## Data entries
---+---

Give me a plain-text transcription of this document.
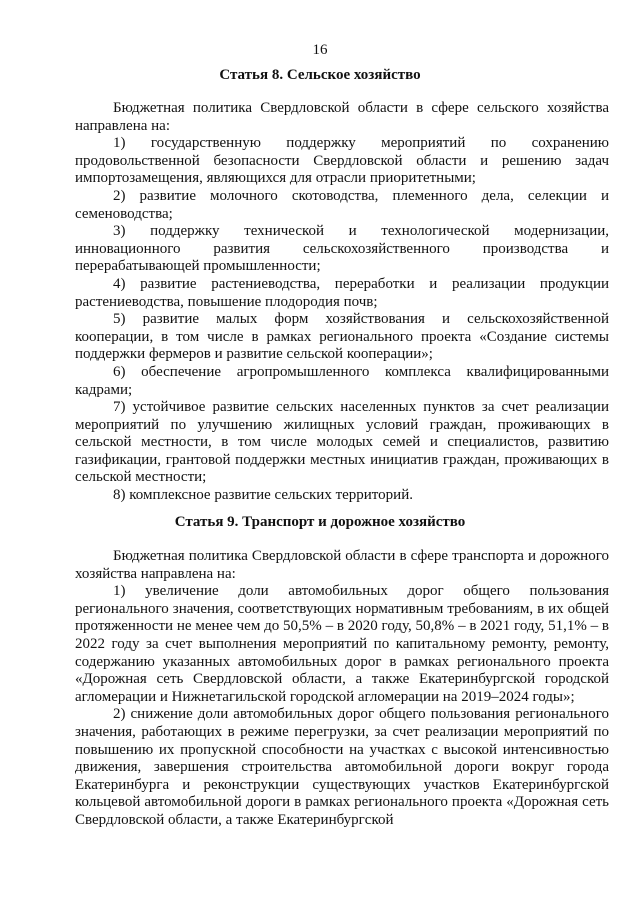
16
Статья 8. Сельское хозяйство

Бюджетная политика Свердловской области в сфере сельского хозяйства направлена на:

1) государственную поддержку мероприятий по сохранению продовольственной безопасности Свердловской области и решению задач импортозамещения, являющихся для отрасли приоритетными;

2) развитие молочного скотоводства, племенного дела, селекции и семеноводства;

3) поддержку технической и технологической модернизации, инновационного развития сельскохозяйственного производства и перерабатывающей промышленности;

4) развитие растениеводства, переработки и реализации продукции растениеводства, повышение плодородия почв;

5) развитие малых форм хозяйствования и сельскохозяйственной кооперации, в том числе в рамках регионального проекта «Создание системы поддержки фермеров и развитие сельской кооперации»;

6) обеспечение агропромышленного комплекса квалифицированными кадрами;

7) устойчивое развитие сельских населенных пунктов за счет реализации мероприятий по улучшению жилищных условий граждан, проживающих в сельской местности, в том числе молодых семей и специалистов, развитию газификации, грантовой поддержки местных инициатив граждан, проживающих в сельской местности;

8) комплексное развитие сельских территорий.

Статья 9. Транспорт и дорожное хозяйство

Бюджетная политика Свердловской области в сфере транспорта и дорожного хозяйства направлена на:

1) увеличение доли автомобильных дорог общего пользования регионального значения, соответствующих нормативным требованиям, в их общей протяженности не менее чем до 50,5% – в 2020 году, 50,8% – в 2021 году, 51,1% – в 2022 году за счет выполнения мероприятий по капитальному ремонту, ремонту, содержанию указанных автомобильных дорог в рамках регионального проекта «Дорожная сеть Свердловской области, а также Екатеринбургской городской агломерации и Нижнетагильской городской агломерации на 2019–2024 годы»;

2) снижение доли автомобильных дорог общего пользования регионального значения, работающих в режиме перегрузки, за счет реализации мероприятий по повышению их пропускной способности на участках с высокой интенсивностью движения, завершения строительства автомобильной дороги вокруг города Екатеринбурга и реконструкции существующих участков Екатеринбургской кольцевой автомобильной дороги в рамках регионального проекта «Дорожная сеть Свердловской области, а также Екатеринбургской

---+---

## Work to do
In the copy, include no pictures; restate the listing above exactly.

## Result
Give me a plain-text transcription of this document.
16
Статья 8. Сельское хозяйство

Бюджетная политика Свердловской области в сфере сельского хозяйства направлена на:

1) государственную поддержку мероприятий по сохранению продовольственной безопасности Свердловской области и решению задач импортозамещения, являющихся для отрасли приоритетными;

2) развитие молочного скотоводства, племенного дела, селекции и семеноводства;

3) поддержку технической и технологической модернизации, инновационного развития сельскохозяйственного производства и перерабатывающей промышленности;

4) развитие растениеводства, переработки и реализации продукции растениеводства, повышение плодородия почв;

5) развитие малых форм хозяйствования и сельскохозяйственной кооперации, в том числе в рамках регионального проекта «Создание системы поддержки фермеров и развитие сельской кооперации»;

6) обеспечение агропромышленного комплекса квалифицированными кадрами;

7) устойчивое развитие сельских населенных пунктов за счет реализации мероприятий по улучшению жилищных условий граждан, проживающих в сельской местности, в том числе молодых семей и специалистов, развитию газификации, грантовой поддержки местных инициатив граждан, проживающих в сельской местности;

8) комплексное развитие сельских территорий.

Статья 9. Транспорт и дорожное хозяйство

Бюджетная политика Свердловской области в сфере транспорта и дорожного хозяйства направлена на:

1) увеличение доли автомобильных дорог общего пользования регионального значения, соответствующих нормативным требованиям, в их общей протяженности не менее чем до 50,5% – в 2020 году, 50,8% – в 2021 году, 51,1% – в 2022 году за счет выполнения мероприятий по капитальному ремонту, ремонту, содержанию указанных автомобильных дорог в рамках регионального проекта «Дорожная сеть Свердловской области, а также Екатеринбургской городской агломерации и Нижнетагильской городской агломерации на 2019–2024 годы»;

2) снижение доли автомобильных дорог общего пользования регионального значения, работающих в режиме перегрузки, за счет реализации мероприятий по повышению их пропускной способности на участках с высокой интенсивностью движения, завершения строительства автомобильной дороги вокруг города Екатеринбурга и реконструкции существующих участков Екатеринбургской кольцевой автомобильной дороги в рамках регионального проекта «Дорожная сеть Свердловской области, а также Екатеринбургской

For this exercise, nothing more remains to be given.